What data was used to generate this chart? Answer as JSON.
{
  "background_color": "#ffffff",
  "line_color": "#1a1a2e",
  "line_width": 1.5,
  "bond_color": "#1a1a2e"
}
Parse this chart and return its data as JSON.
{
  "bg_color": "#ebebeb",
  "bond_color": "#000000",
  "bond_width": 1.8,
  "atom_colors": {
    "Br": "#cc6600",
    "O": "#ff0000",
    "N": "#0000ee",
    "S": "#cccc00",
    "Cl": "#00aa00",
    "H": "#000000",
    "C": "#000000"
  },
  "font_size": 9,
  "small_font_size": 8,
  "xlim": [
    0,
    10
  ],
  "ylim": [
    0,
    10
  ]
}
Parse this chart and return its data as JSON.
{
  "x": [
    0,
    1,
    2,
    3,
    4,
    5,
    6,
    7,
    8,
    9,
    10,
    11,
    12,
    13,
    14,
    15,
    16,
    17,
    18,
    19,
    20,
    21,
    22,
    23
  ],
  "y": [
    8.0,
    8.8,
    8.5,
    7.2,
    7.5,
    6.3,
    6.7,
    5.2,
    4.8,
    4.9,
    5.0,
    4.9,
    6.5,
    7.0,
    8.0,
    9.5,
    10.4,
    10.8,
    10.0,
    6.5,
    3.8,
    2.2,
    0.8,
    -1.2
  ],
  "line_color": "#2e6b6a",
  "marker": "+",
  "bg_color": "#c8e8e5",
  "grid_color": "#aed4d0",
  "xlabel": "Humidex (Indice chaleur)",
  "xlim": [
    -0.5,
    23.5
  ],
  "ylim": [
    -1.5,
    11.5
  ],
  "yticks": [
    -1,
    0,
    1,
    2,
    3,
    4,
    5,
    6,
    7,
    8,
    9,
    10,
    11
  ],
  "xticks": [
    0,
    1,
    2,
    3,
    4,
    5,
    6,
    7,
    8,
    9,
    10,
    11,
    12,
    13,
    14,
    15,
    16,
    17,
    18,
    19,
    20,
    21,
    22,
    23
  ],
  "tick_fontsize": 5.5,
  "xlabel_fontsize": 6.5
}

==============================

◆ Work to be completed ◆
Please output the entries above, every line exactly as it reads.

◆ Written solution ◆
What data was used to generate this chart? Answer as JSON.
{
  "background_color": "#ffffff",
  "line_color": "#1a1a2e",
  "line_width": 1.5,
  "bond_color": "#1a1a2e"
}
Parse this chart and return its data as JSON.
{
  "bg_color": "#ebebeb",
  "bond_color": "#000000",
  "bond_width": 1.8,
  "atom_colors": {
    "Br": "#cc6600",
    "O": "#ff0000",
    "N": "#0000ee",
    "S": "#cccc00",
    "Cl": "#00aa00",
    "H": "#000000",
    "C": "#000000"
  },
  "font_size": 9,
  "small_font_size": 8,
  "xlim": [
    0,
    10
  ],
  "ylim": [
    0,
    10
  ]
}
Parse this chart and return its data as JSON.
{
  "x": [
    0,
    1,
    2,
    3,
    4,
    5,
    6,
    7,
    8,
    9,
    10,
    11,
    12,
    13,
    14,
    15,
    16,
    17,
    18,
    19,
    20,
    21,
    22,
    23
  ],
  "y": [
    8.0,
    8.8,
    8.5,
    7.2,
    7.5,
    6.3,
    6.7,
    5.2,
    4.8,
    4.9,
    5.0,
    4.9,
    6.5,
    7.0,
    8.0,
    9.5,
    10.4,
    10.8,
    10.0,
    6.5,
    3.8,
    2.2,
    0.8,
    -1.2
  ],
  "line_color": "#2e6b6a",
  "marker": "+",
  "bg_color": "#c8e8e5",
  "grid_color": "#aed4d0",
  "xlabel": "Humidex (Indice chaleur)",
  "xlim": [
    -0.5,
    23.5
  ],
  "ylim": [
    -1.5,
    11.5
  ],
  "yticks": [
    -1,
    0,
    1,
    2,
    3,
    4,
    5,
    6,
    7,
    8,
    9,
    10,
    11
  ],
  "xticks": [
    0,
    1,
    2,
    3,
    4,
    5,
    6,
    7,
    8,
    9,
    10,
    11,
    12,
    13,
    14,
    15,
    16,
    17,
    18,
    19,
    20,
    21,
    22,
    23
  ],
  "tick_fontsize": 5.5,
  "xlabel_fontsize": 6.5
}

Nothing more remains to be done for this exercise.